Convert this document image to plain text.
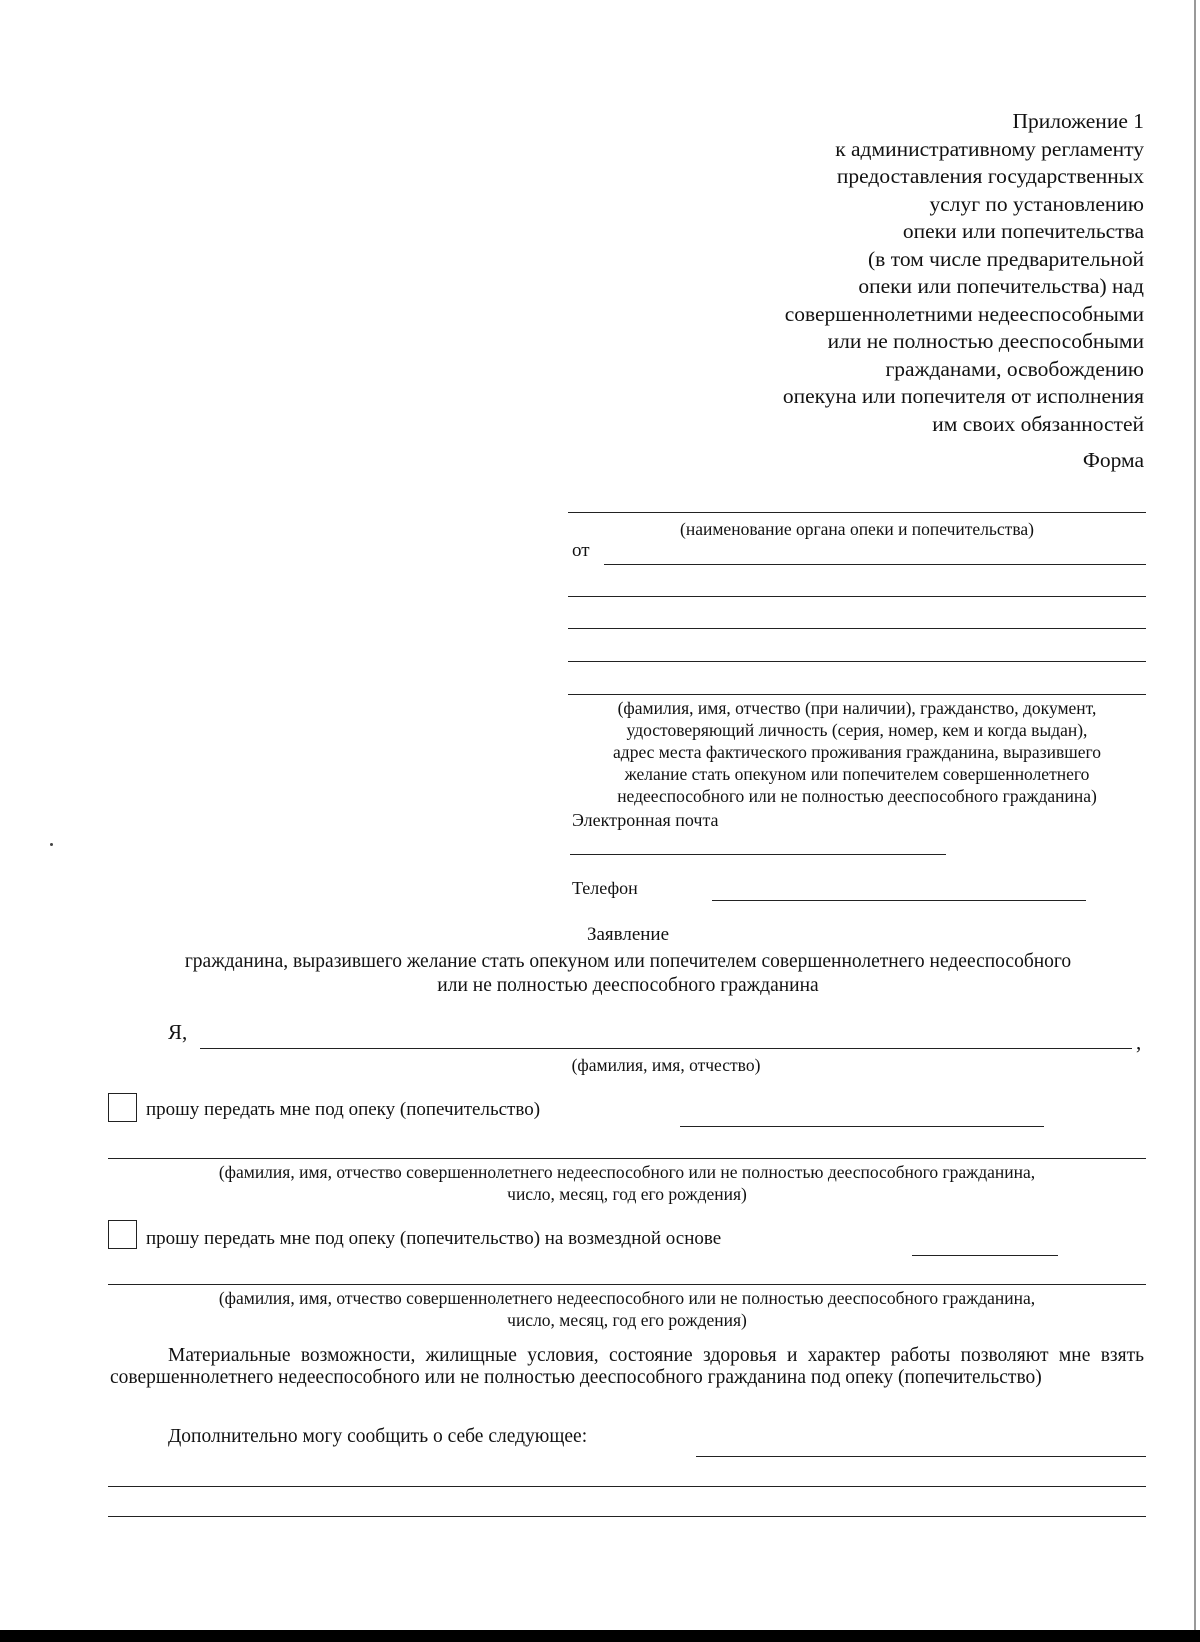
Приложение 1
к административному регламенту
предоставления государственных
услуг по установлению
опеки или попечительства
(в том числе предварительной
опеки или попечительства) над
совершеннолетними недееспособными
или не полностью дееспособными
гражданами, освобождению
опекуна или попечителя от исполнения
им своих обязанностей
Форма
(наименование органа опеки и попечительства)
от
(фамилия, имя, отчество (при наличии), гражданство, документ,
удостоверяющий личность (серия, номер, кем и когда выдан),
адрес места фактического проживания гражданина, выразившего
желание стать опекуном или попечителем совершеннолетнего
недееспособного или не полностью дееспособного гражданина)
Электронная почта
Телефон
Заявление
гражданина, выразившего желание стать опекуном или попечителем совершеннолетнего недееспособного
или не полностью дееспособного гражданина
Я,	,
(фамилия, имя, отчество)
прошу передать мне под опеку (попечительство)
(фамилия, имя, отчество совершеннолетнего недееспособного или не полностью дееспособного гражданина,
число, месяц, год его рождения)
прошу передать мне под опеку (попечительство) на возмездной основе
(фамилия, имя, отчество совершеннолетнего недееспособного или не полностью дееспособного гражданина,
число, месяц, год его рождения)
Материальные возможности, жилищные условия, состояние здоровья и характер работы позволяют мне взять совершеннолетнего недееспособного или не полностью дееспособного гражданина под опеку (попечительство)
Дополнительно могу сообщить о себе следующее:
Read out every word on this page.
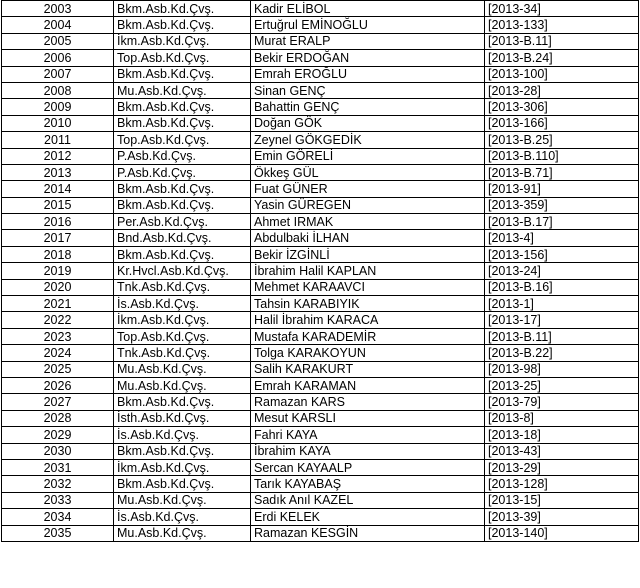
2003	Bkm.Asb.Kd.Çvş.	Kadir ELİBOL	[2013-34]
2004	Bkm.Asb.Kd.Çvş.	Ertuğrul EMİNOĞLU	[2013-133]
2005	İkm.Asb.Kd.Çvş.	Murat ERALP	[2013-B.11]
2006	Top.Asb.Kd.Çvş.	Bekir ERDOĞAN	[2013-B.24]
2007	Bkm.Asb.Kd.Çvş.	Emrah EROĞLU	[2013-100]
2008	Mu.Asb.Kd.Çvş.	Sinan GENÇ	[2013-28]
2009	Bkm.Asb.Kd.Çvş.	Bahattin GENÇ	[2013-306]
2010	Bkm.Asb.Kd.Çvş.	Doğan GÖK	[2013-166]
2011	Top.Asb.Kd.Çvş.	Zeynel GÖKGEDİK	[2013-B.25]
2012	P.Asb.Kd.Çvş.	Emin GÖRELİ	[2013-B.110]
2013	P.Asb.Kd.Çvş.	Ökkeş GÜL	[2013-B.71]
2014	Bkm.Asb.Kd.Çvş.	Fuat GÜNER	[2013-91]
2015	Bkm.Asb.Kd.Çvş.	Yasin GÜREGEN	[2013-359]
2016	Per.Asb.Kd.Çvş.	Ahmet IRMAK	[2013-B.17]
2017	Bnd.Asb.Kd.Çvş.	Abdulbaki İLHAN	[2013-4]
2018	Bkm.Asb.Kd.Çvş.	Bekir İZGİNLİ	[2013-156]
2019	Kr.Hvcl.Asb.Kd.Çvş.	İbrahim Halil KAPLAN	[2013-24]
2020	Tnk.Asb.Kd.Çvş.	Mehmet KARAAVCI	[2013-B.16]
2021	İs.Asb.Kd.Çvş.	Tahsin KARABIYIK	[2013-1]
2022	İkm.Asb.Kd.Çvş.	Halil İbrahim KARACA	[2013-17]
2023	Top.Asb.Kd.Çvş.	Mustafa KARADEMİR	[2013-B.11]
2024	Tnk.Asb.Kd.Çvş.	Tolga KARAKOYUN	[2013-B.22]
2025	Mu.Asb.Kd.Çvş.	Salih KARAKURT	[2013-98]
2026	Mu.Asb.Kd.Çvş.	Emrah KARAMAN	[2013-25]
2027	Bkm.Asb.Kd.Çvş.	Ramazan KARS	[2013-79]
2028	İsth.Asb.Kd.Çvş.	Mesut KARSLI	[2013-8]
2029	İs.Asb.Kd.Çvş.	Fahri KAYA	[2013-18]
2030	Bkm.Asb.Kd.Çvş.	İbrahim KAYA	[2013-43]
2031	İkm.Asb.Kd.Çvş.	Sercan KAYAALP	[2013-29]
2032	Bkm.Asb.Kd.Çvş.	Tarık KAYABAŞ	[2013-128]
2033	Mu.Asb.Kd.Çvş.	Sadık Anıl KAZEL	[2013-15]
2034	İs.Asb.Kd.Çvş.	Erdi KELEK	[2013-39]
2035	Mu.Asb.Kd.Çvş.	Ramazan KESGİN	[2013-140]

*Goal*
Go through the material line by line. Show each line that contains the string "желание".

*Expected answer*
желание стать опекуном или попечителем совершеннолетнего
гражданина, выразившего желание стать опекуном или попечителем совершеннолетнего недееспособного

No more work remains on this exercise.